Problem description
Among the entries below, find the lines with "servicio" and copy them.

Given data
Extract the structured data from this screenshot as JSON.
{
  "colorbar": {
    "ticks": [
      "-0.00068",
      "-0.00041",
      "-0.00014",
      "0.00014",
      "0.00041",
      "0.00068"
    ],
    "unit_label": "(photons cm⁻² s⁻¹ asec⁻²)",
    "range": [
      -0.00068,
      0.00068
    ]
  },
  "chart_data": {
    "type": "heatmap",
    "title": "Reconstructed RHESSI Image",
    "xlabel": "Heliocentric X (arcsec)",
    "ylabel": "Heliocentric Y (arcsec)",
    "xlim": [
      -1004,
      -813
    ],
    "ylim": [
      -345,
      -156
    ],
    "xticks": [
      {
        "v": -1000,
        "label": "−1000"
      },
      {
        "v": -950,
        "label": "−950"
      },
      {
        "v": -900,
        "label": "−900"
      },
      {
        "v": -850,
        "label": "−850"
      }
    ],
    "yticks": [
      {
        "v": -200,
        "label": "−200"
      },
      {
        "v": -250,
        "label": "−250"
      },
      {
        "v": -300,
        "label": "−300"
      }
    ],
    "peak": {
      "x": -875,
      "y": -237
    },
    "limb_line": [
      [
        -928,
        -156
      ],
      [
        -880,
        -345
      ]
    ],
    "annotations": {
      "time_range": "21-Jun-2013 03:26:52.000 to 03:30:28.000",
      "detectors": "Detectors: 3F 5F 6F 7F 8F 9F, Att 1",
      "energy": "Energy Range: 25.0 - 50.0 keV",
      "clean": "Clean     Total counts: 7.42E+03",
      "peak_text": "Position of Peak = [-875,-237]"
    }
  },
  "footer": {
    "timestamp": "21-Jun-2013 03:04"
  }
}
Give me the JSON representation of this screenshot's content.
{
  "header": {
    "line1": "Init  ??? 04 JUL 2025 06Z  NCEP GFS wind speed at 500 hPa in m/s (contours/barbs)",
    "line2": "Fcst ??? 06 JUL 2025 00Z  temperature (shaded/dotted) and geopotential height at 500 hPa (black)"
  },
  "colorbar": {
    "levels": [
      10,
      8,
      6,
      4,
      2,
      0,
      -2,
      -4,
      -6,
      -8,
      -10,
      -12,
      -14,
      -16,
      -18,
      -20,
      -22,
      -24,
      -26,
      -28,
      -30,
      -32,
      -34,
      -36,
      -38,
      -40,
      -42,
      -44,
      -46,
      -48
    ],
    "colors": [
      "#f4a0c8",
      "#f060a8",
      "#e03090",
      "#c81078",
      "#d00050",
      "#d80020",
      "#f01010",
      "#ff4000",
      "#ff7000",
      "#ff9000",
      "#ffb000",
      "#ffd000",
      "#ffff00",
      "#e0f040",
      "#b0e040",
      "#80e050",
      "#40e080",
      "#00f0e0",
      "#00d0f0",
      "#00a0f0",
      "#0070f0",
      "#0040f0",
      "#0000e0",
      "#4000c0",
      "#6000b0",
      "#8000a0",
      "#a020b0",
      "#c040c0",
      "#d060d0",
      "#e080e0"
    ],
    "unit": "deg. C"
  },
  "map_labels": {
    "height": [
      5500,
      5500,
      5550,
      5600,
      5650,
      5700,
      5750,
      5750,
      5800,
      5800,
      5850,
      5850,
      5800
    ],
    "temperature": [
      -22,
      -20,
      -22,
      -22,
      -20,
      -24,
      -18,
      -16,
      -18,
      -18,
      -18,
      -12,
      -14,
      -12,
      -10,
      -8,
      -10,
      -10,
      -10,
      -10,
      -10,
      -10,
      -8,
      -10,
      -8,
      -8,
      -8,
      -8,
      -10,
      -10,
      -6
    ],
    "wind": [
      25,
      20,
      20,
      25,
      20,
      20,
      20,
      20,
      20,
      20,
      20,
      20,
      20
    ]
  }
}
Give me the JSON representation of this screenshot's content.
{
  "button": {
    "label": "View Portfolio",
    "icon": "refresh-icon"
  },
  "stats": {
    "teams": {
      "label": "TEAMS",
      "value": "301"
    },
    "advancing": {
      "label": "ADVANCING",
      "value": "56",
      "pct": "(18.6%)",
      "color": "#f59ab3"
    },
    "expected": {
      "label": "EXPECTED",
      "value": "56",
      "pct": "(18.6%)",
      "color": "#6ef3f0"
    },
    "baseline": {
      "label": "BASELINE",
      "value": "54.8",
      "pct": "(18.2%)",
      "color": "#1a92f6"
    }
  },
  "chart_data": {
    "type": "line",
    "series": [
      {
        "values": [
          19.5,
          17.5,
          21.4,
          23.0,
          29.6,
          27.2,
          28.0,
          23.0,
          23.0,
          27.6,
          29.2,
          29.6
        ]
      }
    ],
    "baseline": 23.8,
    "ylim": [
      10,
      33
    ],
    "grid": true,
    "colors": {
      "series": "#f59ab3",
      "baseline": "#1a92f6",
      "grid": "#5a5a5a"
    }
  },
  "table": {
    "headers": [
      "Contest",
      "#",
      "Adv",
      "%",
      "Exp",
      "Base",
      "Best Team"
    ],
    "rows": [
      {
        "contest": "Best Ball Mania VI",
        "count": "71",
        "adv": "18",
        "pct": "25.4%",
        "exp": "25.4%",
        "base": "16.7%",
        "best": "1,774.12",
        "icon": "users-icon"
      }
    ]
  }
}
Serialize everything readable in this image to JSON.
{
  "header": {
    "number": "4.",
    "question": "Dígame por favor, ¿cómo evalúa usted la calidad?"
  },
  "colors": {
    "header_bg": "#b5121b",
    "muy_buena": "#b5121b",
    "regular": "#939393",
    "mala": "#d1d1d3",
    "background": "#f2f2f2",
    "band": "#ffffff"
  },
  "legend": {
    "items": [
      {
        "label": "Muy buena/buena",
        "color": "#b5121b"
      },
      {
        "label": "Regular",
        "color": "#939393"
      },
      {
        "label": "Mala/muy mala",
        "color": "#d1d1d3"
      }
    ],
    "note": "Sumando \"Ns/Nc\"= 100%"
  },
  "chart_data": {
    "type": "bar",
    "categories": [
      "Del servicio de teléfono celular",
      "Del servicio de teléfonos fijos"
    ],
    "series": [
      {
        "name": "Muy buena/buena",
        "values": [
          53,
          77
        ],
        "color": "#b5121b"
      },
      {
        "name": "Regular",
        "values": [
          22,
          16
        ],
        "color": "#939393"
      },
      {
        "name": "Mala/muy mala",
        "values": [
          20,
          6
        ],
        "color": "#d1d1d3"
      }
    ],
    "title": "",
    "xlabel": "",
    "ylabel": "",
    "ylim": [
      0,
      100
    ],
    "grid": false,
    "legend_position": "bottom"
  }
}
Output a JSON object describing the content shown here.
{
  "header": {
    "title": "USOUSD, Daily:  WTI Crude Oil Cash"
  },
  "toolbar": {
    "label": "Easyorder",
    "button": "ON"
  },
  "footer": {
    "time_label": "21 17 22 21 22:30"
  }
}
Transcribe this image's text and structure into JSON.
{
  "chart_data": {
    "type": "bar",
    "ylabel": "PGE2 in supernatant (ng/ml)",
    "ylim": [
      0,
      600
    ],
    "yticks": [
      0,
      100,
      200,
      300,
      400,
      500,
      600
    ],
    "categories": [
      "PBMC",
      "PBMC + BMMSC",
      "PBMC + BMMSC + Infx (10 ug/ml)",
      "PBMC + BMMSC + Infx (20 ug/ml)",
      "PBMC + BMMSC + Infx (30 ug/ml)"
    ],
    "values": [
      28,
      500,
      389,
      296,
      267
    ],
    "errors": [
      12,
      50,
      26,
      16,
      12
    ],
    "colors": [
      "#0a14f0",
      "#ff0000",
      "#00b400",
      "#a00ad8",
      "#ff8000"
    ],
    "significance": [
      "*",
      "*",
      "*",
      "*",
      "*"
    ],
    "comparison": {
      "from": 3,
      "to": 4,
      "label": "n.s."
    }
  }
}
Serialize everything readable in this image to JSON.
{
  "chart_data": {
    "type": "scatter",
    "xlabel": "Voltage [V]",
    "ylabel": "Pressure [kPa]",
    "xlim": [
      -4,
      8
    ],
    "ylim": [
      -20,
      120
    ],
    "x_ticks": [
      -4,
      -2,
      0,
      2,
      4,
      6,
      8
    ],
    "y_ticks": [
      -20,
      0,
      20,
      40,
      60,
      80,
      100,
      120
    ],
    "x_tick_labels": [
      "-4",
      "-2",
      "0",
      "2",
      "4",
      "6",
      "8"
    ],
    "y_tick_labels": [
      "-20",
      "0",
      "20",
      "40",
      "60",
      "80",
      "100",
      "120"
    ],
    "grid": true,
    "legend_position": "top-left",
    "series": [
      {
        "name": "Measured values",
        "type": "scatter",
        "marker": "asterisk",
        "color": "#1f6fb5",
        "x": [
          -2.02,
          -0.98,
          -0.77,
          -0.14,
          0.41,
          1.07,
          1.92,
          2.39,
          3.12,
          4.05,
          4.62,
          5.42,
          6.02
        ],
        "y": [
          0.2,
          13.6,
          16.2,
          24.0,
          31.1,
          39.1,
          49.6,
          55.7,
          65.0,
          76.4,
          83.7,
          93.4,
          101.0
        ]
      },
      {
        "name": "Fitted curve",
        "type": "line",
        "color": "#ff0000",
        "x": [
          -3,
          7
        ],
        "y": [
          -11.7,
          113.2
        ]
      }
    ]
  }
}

Problem solution
      "Del servicio de teléfono celular",
      "Del servicio de teléfonos fijos"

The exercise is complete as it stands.